__Request__: Copy out all of the material exactly as presented.

__Data shown__:

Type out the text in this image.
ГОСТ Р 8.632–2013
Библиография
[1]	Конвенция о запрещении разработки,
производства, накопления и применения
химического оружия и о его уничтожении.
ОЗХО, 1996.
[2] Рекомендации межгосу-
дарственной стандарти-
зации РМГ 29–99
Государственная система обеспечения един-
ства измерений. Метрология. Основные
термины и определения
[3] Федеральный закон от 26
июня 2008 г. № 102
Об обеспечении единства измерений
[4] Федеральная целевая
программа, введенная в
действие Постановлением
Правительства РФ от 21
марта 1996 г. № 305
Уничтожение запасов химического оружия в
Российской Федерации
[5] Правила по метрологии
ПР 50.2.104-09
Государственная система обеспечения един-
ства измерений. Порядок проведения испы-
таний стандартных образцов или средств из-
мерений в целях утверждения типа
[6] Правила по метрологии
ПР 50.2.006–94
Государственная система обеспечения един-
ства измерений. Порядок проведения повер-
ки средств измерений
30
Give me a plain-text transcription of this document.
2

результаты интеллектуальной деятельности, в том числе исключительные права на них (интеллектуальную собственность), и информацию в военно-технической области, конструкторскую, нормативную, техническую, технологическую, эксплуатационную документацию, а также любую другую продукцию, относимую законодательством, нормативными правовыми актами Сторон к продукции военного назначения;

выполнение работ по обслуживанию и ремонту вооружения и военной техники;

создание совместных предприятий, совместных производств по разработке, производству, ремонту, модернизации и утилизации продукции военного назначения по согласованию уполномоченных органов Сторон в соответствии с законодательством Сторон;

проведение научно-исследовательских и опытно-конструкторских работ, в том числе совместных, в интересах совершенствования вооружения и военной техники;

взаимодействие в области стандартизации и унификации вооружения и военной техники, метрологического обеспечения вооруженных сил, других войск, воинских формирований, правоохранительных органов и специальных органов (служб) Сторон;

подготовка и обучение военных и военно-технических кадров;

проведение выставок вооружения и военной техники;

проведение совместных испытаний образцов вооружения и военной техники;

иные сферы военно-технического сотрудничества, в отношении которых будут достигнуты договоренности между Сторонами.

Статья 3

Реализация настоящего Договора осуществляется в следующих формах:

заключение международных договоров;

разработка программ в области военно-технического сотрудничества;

__Output__:
Type out the text in this image.
ГОСТ Р 8.632–2013
Библиография
[1]	Конвенция о запрещении разработки,
производства, накопления и применения
химического оружия и о его уничтожении.
ОЗХО, 1996.
[2] Рекомендации межгосу-
дарственной стандарти-
зации РМГ 29–99
Государственная система обеспечения един-
ства измерений. Метрология. Основные
термины и определения
[3] Федеральный закон от 26
июня 2008 г. № 102
Об обеспечении единства измерений
[4] Федеральная целевая
программа, введенная в
действие Постановлением
Правительства РФ от 21
марта 1996 г. № 305
Уничтожение запасов химического оружия в
Российской Федерации
[5] Правила по метрологии
ПР 50.2.104-09
Государственная система обеспечения един-
ства измерений. Порядок проведения испы-
таний стандартных образцов или средств из-
мерений в целях утверждения типа
[6] Правила по метрологии
ПР 50.2.006–94
Государственная система обеспечения един-
ства измерений. Порядок проведения повер-
ки средств измерений
30
Give me a plain-text transcription of this document.
2

результаты интеллектуальной деятельности, в том числе исключительные права на них (интеллектуальную собственность), и информацию в военно-технической области, конструкторскую, нормативную, техническую, технологическую, эксплуатационную документацию, а также любую другую продукцию, относимую законодательством, нормативными правовыми актами Сторон к продукции военного назначения;

выполнение работ по обслуживанию и ремонту вооружения и военной техники;

создание совместных предприятий, совместных производств по разработке, производству, ремонту, модернизации и утилизации продукции военного назначения по согласованию уполномоченных органов Сторон в соответствии с законодательством Сторон;

проведение научно-исследовательских и опытно-конструкторских работ, в том числе совместных, в интересах совершенствования вооружения и военной техники;

взаимодействие в области стандартизации и унификации вооружения и военной техники, метрологического обеспечения вооруженных сил, других войск, воинских формирований, правоохранительных органов и специальных органов (служб) Сторон;

подготовка и обучение военных и военно-технических кадров;

проведение выставок вооружения и военной техники;

проведение совместных испытаний образцов вооружения и военной техники;

иные сферы военно-технического сотрудничества, в отношении которых будут достигнуты договоренности между Сторонами.

Статья 3

Реализация настоящего Договора осуществляется в следующих формах:

заключение международных договоров;

разработка программ в области военно-технического сотрудничества;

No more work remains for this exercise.